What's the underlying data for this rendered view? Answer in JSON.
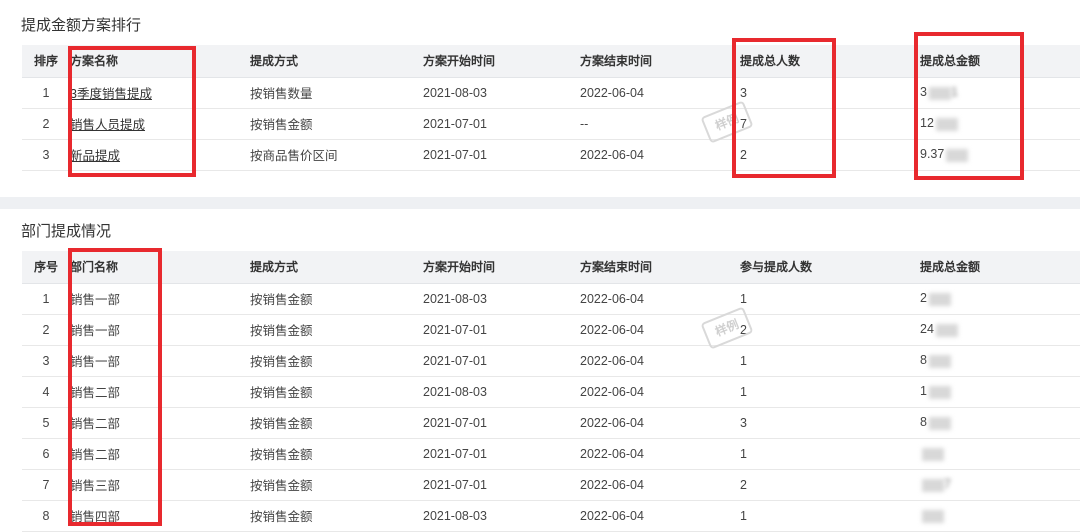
{
  "scheme_ranking": {
    "title": "提成金额方案排行",
    "headers": [
      "排序",
      "方案名称",
      "提成方式",
      "方案开始时间",
      "方案结束时间",
      "提成总人数",
      "提成总金额"
    ],
    "rows": [
      {
        "idx": "1",
        "name": "3季度销售提成",
        "method": "按销售数量",
        "start": "2021-08-03",
        "end": "2022-06-04",
        "people": "3",
        "amount_visible": "3",
        "amount_tail": "1"
      },
      {
        "idx": "2",
        "name": "销售人员提成",
        "method": "按销售金额",
        "start": "2021-07-01",
        "end": "--",
        "people": "7",
        "amount_visible": "12",
        "amount_tail": ""
      },
      {
        "idx": "3",
        "name": "新品提成",
        "method": "按商品售价区间",
        "start": "2021-07-01",
        "end": "2022-06-04",
        "people": "2",
        "amount_visible": "9.37",
        "amount_tail": ""
      }
    ]
  },
  "department_status": {
    "title": "部门提成情况",
    "headers": [
      "序号",
      "部门名称",
      "提成方式",
      "方案开始时间",
      "方案结束时间",
      "参与提成人数",
      "提成总金额"
    ],
    "rows": [
      {
        "idx": "1",
        "dept": "销售一部",
        "method": "按销售金额",
        "start": "2021-08-03",
        "end": "2022-06-04",
        "people": "1",
        "amount_visible": "2",
        "amount_tail": ""
      },
      {
        "idx": "2",
        "dept": "销售一部",
        "method": "按销售金额",
        "start": "2021-07-01",
        "end": "2022-06-04",
        "people": "2",
        "amount_visible": "24",
        "amount_tail": ""
      },
      {
        "idx": "3",
        "dept": "销售一部",
        "method": "按销售金额",
        "start": "2021-07-01",
        "end": "2022-06-04",
        "people": "1",
        "amount_visible": "8",
        "amount_tail": ""
      },
      {
        "idx": "4",
        "dept": "销售二部",
        "method": "按销售金额",
        "start": "2021-08-03",
        "end": "2022-06-04",
        "people": "1",
        "amount_visible": "1",
        "amount_tail": ""
      },
      {
        "idx": "5",
        "dept": "销售二部",
        "method": "按销售金额",
        "start": "2021-07-01",
        "end": "2022-06-04",
        "people": "3",
        "amount_visible": "8",
        "amount_tail": ""
      },
      {
        "idx": "6",
        "dept": "销售二部",
        "method": "按销售金额",
        "start": "2021-07-01",
        "end": "2022-06-04",
        "people": "1",
        "amount_visible": "",
        "amount_tail": ""
      },
      {
        "idx": "7",
        "dept": "销售三部",
        "method": "按销售金额",
        "start": "2021-07-01",
        "end": "2022-06-04",
        "people": "2",
        "amount_visible": "",
        "amount_tail": "7"
      },
      {
        "idx": "8",
        "dept": "销售四部",
        "method": "按销售金额",
        "start": "2021-08-03",
        "end": "2022-06-04",
        "people": "1",
        "amount_visible": "",
        "amount_tail": ""
      }
    ]
  },
  "watermark_text": "样例",
  "colors": {
    "highlight": "#e8292e",
    "header_bg": "#f2f3f5",
    "divider": "#eef0f3"
  }
}
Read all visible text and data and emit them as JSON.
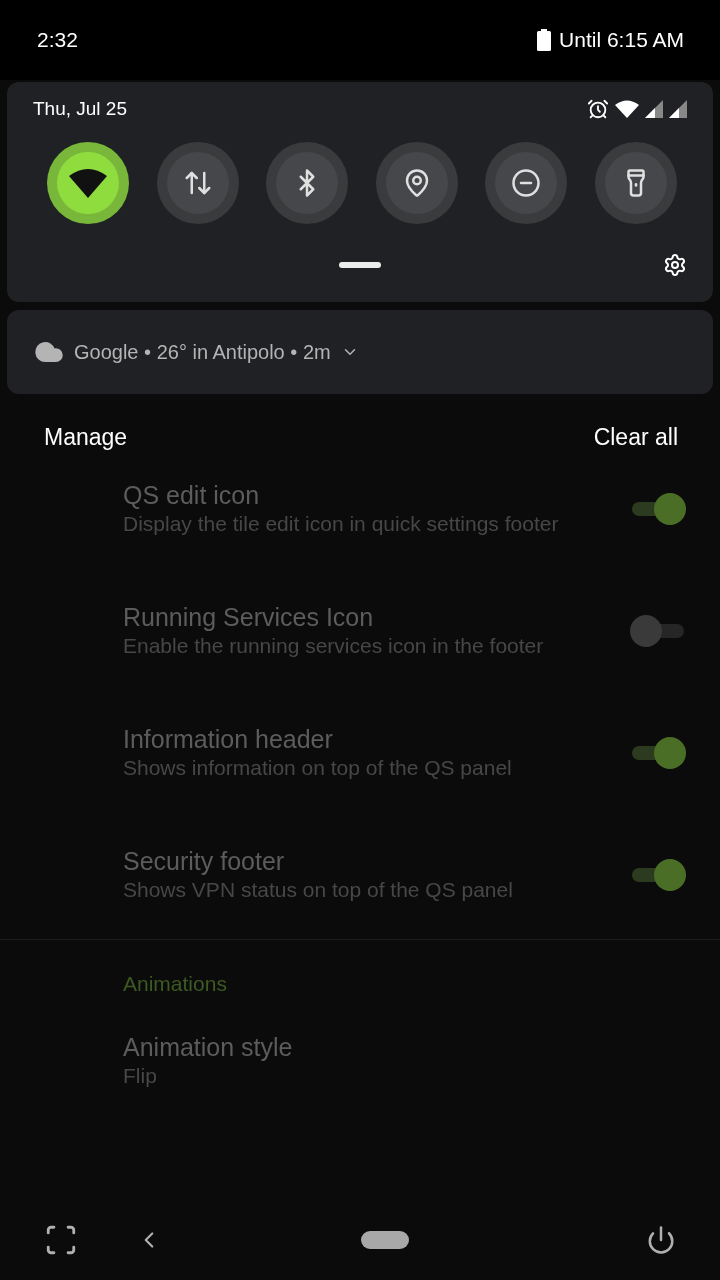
{
  "status_bar": {
    "time": "2:32",
    "battery_text": "Until 6:15 AM"
  },
  "quick_settings": {
    "date": "Thu, Jul 25",
    "tiles": [
      {
        "kind": "wifi",
        "on": true
      },
      {
        "kind": "data",
        "on": false
      },
      {
        "kind": "bluetooth",
        "on": false
      },
      {
        "kind": "location",
        "on": false
      },
      {
        "kind": "dnd",
        "on": false
      },
      {
        "kind": "flashlight",
        "on": false
      }
    ]
  },
  "notification": {
    "app": "Google",
    "text": "26° in Antipolo",
    "time": "2m",
    "separator": "•"
  },
  "notification_actions": {
    "manage": "Manage",
    "clear_all": "Clear all"
  },
  "settings": [
    {
      "kind": "toggle",
      "title": "QS edit icon",
      "summary": "Display the tile edit icon in quick settings footer",
      "on": true
    },
    {
      "kind": "toggle",
      "title": "Running Services Icon",
      "summary": "Enable the running services icon in the footer",
      "on": false
    },
    {
      "kind": "toggle",
      "title": "Information header",
      "summary": "Shows information on top of the QS panel",
      "on": true
    },
    {
      "kind": "toggle",
      "title": "Security footer",
      "summary": "Shows VPN status on top of the QS panel",
      "on": true
    },
    {
      "kind": "divider"
    },
    {
      "kind": "header",
      "title": "Animations"
    },
    {
      "kind": "value",
      "title": "Animation style",
      "summary": "Flip"
    }
  ]
}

--- --- ---

* Exercise:
Return the lines of the records that include the string "data".

* Worked answer:
What's the underlying data for this rendered view? Answer in JSON.
Read all visible text and data and emit them as JSON.
        "kind": "data",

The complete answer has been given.